**Gewünschte Ausgabe**
Gib bitte den folgenden Interviewausschnitt über die Mutter vollständig und wortgetreu wieder.

**Ausgangstext**
+===+

Auch Ihre Mutter war oft inhaftiert. Hatten Sie da Angst um sie?
Da war ich noch sehr klein. Ich bin aber mitgegangen in die Gefängnisse, um sie zu besuchen. Und sie war es, die uns tröstete und Mut machte, nicht umgekehrt.

Warum trug sie nur schwarz? Aus dem Grund, aus dem sie sich Dolores, Schmerzensreiche, nannte? Eigentlich hieß sie ja Isidora.
Sie ging nur noch in Schwarz, seit ihre Eltern gestorben sind. Und es starben vier meiner Geschwister im Kindesalter. Es war für sie furchtbar, jeden Tag, wenn sie meinem Vater das Essen in die Grube brachte, am kleinen Friedhof vorbeizukommen, wo ihre erste Tochter Esther, meine Drillingsschwestern Amagoya und Azucena und später auch Eva beerdigt waren. Sie hat viel Schmerz ertragen müssen. Mein Bruder Rubén fiel als Rotarmist in der Schlacht um Stalingrad 1942. Nach Francos blutigem Sieg hatten wir ins Exil gehen müssen. Wir lebten in Frankreich, Rumänien und in der Sowjetunion. Erst Ende der 70er Jahre konnten Emigranten zurückkehren.

+===+

**Rohdaten**

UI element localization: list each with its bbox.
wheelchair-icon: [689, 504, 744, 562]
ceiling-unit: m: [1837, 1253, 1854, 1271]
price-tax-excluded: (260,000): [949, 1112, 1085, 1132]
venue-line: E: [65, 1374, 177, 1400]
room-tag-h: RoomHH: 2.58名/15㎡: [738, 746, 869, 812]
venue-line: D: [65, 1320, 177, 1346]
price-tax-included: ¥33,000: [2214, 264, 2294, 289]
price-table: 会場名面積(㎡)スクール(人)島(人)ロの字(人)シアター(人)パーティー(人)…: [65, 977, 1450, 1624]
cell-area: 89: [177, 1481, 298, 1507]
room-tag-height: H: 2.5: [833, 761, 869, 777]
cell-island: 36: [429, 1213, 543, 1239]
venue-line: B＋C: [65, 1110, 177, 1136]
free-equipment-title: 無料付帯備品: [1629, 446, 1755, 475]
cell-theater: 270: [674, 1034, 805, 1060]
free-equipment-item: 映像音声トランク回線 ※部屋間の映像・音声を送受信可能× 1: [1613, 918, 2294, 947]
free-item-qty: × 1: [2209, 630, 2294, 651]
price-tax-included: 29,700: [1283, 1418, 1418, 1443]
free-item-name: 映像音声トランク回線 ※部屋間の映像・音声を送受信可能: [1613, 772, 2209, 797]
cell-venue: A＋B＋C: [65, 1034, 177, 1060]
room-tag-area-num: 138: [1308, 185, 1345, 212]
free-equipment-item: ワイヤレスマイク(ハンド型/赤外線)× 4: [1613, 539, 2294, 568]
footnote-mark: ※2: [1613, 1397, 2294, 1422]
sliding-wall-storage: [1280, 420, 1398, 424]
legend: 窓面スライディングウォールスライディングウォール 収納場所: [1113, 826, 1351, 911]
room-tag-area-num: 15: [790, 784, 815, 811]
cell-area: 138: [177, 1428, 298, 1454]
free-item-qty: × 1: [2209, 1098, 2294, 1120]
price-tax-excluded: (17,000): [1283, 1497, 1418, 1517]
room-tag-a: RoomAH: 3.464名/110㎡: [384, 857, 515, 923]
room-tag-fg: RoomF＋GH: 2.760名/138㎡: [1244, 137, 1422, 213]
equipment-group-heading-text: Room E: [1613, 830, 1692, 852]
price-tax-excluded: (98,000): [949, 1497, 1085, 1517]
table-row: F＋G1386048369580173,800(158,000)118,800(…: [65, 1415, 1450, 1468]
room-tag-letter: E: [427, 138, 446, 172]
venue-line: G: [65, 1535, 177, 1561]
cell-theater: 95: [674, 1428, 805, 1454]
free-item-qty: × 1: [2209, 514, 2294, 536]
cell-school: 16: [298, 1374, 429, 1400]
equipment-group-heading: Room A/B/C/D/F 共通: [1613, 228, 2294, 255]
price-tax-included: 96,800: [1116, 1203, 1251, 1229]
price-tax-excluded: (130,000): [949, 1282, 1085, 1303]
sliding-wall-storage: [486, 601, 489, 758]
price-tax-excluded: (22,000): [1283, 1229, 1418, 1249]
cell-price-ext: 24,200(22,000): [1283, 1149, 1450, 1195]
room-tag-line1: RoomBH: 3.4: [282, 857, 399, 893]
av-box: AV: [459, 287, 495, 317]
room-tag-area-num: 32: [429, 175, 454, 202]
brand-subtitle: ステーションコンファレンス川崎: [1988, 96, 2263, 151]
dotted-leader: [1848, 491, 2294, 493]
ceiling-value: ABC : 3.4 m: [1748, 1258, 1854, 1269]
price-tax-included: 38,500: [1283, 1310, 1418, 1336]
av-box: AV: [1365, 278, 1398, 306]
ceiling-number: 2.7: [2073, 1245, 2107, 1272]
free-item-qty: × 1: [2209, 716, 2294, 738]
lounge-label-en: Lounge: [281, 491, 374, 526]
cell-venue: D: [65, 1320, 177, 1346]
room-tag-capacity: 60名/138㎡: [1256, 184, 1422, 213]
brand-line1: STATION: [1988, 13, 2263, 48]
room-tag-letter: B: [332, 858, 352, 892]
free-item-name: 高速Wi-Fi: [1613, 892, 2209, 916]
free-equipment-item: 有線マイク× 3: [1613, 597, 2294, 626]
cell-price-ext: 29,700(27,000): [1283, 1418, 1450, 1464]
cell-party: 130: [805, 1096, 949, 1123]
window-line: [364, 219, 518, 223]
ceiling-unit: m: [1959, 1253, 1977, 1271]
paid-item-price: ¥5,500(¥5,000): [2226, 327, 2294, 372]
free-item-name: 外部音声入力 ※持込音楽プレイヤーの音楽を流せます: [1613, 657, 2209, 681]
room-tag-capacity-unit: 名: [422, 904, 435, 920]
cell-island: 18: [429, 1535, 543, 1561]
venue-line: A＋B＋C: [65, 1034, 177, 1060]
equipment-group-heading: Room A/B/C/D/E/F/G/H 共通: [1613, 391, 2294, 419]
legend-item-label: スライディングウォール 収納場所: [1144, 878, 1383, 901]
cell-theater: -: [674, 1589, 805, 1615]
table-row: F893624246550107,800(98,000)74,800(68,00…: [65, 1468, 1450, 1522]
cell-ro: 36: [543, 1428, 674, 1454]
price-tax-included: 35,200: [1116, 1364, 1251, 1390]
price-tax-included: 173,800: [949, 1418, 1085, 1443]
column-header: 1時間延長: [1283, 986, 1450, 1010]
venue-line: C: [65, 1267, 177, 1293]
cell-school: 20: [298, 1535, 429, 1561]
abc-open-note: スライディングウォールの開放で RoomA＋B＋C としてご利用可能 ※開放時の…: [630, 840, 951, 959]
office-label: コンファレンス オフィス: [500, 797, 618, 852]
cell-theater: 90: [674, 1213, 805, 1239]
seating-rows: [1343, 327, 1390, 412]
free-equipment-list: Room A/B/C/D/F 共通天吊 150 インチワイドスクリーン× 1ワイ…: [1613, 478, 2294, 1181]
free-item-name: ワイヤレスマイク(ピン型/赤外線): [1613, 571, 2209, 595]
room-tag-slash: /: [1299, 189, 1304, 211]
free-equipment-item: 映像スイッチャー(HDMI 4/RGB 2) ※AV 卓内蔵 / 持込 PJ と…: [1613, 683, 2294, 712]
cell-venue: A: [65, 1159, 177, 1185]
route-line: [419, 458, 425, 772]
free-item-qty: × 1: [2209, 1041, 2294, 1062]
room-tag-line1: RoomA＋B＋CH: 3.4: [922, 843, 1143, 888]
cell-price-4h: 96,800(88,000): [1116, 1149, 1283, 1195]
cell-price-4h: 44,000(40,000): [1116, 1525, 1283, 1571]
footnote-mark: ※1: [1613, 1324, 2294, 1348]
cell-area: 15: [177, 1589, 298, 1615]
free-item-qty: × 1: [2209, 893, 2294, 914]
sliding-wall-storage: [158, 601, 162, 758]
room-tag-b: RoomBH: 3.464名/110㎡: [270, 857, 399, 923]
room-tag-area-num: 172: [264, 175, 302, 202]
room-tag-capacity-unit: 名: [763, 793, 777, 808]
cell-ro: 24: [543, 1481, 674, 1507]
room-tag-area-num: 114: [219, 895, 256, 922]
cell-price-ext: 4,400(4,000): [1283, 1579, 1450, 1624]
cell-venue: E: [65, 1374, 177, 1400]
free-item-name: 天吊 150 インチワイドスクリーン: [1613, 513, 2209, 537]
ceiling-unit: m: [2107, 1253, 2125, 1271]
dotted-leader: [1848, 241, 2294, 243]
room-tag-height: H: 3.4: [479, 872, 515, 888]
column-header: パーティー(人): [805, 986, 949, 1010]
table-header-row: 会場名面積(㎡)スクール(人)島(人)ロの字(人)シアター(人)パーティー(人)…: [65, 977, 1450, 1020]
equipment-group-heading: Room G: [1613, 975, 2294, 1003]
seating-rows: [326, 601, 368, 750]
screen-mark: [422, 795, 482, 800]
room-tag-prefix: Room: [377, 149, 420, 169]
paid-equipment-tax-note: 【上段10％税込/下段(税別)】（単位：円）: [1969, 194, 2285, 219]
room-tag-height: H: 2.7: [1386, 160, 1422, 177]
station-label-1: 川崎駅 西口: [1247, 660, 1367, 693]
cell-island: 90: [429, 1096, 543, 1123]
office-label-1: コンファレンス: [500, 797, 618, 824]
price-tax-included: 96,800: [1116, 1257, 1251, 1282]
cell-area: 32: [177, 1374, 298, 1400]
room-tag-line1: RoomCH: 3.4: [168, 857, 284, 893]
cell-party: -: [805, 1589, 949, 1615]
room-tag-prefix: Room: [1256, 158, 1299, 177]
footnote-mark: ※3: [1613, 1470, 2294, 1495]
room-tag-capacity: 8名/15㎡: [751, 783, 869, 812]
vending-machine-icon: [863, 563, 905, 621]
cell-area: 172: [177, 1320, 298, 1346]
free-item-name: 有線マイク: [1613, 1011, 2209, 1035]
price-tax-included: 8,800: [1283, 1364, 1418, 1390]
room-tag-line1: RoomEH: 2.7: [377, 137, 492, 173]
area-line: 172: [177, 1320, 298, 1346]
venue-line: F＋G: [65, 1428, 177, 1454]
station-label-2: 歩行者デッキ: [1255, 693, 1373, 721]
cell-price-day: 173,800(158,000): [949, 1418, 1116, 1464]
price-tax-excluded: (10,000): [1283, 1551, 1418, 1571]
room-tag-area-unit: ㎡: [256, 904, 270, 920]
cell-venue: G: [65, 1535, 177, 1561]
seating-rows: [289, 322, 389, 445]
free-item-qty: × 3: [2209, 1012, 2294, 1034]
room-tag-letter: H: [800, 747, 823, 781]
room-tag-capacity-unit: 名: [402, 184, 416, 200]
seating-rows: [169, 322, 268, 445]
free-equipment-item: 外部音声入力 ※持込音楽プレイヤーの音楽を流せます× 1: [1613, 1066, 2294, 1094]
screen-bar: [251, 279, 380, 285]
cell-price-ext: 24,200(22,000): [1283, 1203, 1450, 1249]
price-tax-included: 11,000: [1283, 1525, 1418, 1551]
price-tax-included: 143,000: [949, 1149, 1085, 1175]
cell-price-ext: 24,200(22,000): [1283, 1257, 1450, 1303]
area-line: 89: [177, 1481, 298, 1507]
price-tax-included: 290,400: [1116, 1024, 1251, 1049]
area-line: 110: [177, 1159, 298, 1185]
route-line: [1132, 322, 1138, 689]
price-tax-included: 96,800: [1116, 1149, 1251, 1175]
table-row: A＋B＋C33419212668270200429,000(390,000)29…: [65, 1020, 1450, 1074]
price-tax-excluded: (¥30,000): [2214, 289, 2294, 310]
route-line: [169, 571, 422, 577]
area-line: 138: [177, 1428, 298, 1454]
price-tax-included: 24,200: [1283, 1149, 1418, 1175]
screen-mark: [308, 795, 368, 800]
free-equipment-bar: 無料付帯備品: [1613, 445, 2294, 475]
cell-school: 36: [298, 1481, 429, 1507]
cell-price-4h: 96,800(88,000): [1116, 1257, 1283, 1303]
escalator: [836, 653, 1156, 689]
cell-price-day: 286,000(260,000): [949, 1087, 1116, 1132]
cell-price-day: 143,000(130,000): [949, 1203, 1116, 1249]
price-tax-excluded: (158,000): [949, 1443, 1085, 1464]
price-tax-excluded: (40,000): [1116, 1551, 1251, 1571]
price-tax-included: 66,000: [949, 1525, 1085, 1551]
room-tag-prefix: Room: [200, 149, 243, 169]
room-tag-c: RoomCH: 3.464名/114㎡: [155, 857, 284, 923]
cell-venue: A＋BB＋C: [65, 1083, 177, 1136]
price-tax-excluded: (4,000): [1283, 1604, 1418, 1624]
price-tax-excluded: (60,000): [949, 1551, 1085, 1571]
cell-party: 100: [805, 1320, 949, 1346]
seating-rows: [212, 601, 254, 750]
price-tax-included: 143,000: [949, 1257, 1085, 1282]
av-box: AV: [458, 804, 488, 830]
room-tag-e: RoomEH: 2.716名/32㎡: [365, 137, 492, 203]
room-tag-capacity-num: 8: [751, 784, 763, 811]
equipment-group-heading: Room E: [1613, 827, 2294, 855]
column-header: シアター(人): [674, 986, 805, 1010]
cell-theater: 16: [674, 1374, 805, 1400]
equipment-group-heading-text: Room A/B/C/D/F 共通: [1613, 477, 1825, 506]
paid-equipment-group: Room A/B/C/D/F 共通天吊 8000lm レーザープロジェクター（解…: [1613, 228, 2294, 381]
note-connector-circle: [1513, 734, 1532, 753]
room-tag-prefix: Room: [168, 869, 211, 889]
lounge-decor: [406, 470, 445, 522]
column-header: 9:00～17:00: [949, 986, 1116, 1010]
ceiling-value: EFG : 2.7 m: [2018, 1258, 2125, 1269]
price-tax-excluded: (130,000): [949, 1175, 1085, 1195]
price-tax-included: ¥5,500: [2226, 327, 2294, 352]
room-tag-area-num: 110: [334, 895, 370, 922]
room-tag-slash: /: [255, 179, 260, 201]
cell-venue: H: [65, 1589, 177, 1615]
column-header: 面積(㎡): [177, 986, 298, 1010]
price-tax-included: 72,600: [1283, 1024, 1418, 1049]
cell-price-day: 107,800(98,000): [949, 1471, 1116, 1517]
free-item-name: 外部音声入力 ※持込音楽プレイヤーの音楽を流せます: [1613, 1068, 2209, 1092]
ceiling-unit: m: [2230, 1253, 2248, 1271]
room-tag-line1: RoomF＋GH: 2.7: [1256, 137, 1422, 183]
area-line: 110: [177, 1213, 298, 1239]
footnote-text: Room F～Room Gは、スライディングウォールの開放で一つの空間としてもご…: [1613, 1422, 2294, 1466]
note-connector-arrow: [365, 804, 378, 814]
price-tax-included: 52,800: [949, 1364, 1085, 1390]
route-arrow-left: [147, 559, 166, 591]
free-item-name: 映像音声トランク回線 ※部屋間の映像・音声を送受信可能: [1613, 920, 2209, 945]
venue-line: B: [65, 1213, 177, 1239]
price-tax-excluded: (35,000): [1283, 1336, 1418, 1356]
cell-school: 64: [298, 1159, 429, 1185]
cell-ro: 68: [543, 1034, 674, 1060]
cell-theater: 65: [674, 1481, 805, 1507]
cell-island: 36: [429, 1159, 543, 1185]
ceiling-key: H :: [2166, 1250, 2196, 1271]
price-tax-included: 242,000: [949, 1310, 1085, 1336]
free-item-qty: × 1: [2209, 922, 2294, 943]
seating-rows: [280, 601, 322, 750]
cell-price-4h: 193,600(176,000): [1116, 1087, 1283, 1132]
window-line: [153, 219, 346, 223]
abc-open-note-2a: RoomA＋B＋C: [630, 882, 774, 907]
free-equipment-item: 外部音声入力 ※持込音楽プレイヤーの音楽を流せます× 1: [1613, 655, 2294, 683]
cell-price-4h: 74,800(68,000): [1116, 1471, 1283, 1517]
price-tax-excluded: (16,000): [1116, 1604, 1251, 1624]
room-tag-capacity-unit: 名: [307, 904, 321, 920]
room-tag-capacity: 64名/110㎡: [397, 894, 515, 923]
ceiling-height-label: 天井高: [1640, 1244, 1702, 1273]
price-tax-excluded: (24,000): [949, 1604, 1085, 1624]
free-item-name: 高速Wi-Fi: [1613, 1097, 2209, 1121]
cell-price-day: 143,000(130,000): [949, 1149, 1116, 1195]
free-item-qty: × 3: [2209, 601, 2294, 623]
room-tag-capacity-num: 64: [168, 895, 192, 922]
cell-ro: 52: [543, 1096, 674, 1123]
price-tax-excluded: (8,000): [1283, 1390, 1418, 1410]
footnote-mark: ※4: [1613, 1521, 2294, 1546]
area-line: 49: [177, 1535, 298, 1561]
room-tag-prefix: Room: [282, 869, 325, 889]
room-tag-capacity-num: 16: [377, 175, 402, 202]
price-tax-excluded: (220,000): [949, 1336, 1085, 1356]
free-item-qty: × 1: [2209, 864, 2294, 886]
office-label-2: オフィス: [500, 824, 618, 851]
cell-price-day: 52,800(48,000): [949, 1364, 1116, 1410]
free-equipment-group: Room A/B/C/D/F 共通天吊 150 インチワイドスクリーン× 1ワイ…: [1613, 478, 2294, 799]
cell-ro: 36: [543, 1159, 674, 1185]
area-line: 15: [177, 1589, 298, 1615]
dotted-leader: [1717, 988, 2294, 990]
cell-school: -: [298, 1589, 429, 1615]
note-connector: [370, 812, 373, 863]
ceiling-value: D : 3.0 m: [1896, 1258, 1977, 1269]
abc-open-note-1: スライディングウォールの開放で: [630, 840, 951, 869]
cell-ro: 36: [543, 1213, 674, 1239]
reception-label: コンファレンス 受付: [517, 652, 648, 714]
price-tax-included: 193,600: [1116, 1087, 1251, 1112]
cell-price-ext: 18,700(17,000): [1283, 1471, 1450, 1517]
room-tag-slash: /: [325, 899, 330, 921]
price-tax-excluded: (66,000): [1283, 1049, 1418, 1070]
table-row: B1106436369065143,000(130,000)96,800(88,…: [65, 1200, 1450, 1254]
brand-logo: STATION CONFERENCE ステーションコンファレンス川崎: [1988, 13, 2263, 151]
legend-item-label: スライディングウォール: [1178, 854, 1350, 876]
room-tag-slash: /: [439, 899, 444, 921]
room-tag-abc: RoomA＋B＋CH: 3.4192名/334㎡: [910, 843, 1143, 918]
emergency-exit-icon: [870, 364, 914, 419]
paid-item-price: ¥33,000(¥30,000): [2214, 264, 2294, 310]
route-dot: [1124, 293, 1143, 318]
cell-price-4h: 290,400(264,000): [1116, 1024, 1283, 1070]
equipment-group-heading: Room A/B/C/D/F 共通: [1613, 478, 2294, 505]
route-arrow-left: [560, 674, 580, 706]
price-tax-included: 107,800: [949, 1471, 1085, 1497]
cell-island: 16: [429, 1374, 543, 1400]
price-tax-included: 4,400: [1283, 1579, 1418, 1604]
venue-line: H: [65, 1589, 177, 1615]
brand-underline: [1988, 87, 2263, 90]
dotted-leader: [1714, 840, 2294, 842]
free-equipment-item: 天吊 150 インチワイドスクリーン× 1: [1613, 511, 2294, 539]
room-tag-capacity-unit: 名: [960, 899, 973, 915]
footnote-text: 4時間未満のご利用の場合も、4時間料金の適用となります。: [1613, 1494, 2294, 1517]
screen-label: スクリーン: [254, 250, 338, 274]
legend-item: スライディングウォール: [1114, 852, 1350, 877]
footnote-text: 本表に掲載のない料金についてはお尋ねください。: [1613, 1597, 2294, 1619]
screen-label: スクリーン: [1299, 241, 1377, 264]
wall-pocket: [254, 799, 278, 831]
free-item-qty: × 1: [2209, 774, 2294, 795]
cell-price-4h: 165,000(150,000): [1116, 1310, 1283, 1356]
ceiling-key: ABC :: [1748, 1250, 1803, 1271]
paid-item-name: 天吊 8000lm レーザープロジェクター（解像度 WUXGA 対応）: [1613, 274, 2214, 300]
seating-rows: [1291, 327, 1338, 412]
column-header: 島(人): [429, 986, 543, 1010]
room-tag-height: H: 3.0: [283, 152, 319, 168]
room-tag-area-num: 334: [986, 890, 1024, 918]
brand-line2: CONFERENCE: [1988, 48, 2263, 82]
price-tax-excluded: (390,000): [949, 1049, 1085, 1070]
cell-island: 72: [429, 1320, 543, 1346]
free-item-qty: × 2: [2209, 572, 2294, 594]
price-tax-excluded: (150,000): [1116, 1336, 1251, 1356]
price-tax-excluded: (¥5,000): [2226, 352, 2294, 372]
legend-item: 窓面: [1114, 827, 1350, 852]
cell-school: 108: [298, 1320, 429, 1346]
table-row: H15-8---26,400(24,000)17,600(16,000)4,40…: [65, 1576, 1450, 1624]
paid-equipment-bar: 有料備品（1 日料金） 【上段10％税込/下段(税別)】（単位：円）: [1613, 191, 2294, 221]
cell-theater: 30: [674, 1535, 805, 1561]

+===+

**Vollständige Antwort**
Auch Ihre Mutter war oft inhaftiert. Hatten Sie da Angst um sie?
Da war ich noch sehr klein. Ich bin aber mitgegangen in die Gefängnisse, um sie zu besuchen. Und sie war es, die uns tröstete und Mut machte, nicht umgekehrt.

Warum trug sie nur schwarz? Aus dem Grund, aus dem sie sich Dolores, Schmerzensreiche, nannte? Eigentlich hieß sie ja Isidora.
Sie ging nur noch in Schwarz, seit ihre Eltern gestorben sind. Und es starben vier meiner Geschwister im Kindesalter. Es war für sie furchtbar, jeden Tag, wenn sie meinem Vater das Essen in die Grube brachte, am kleinen Friedhof vorbeizukommen, wo ihre erste Tochter Esther, meine Drillingsschwestern Amagoya und Azucena und später auch Eva beerdigt waren. Sie hat viel Schmerz ertragen müssen. Mein Bruder Rubén fiel als Rotarmist in der Schlacht um Stalingrad 1942. Nach Francos blutigem Sieg hatten wir ins Exil gehen müssen. Wir lebten in Frankreich, Rumänien und in der Sowjetunion. Erst Ende der 70er Jahre konnten Emigranten zurückkehren.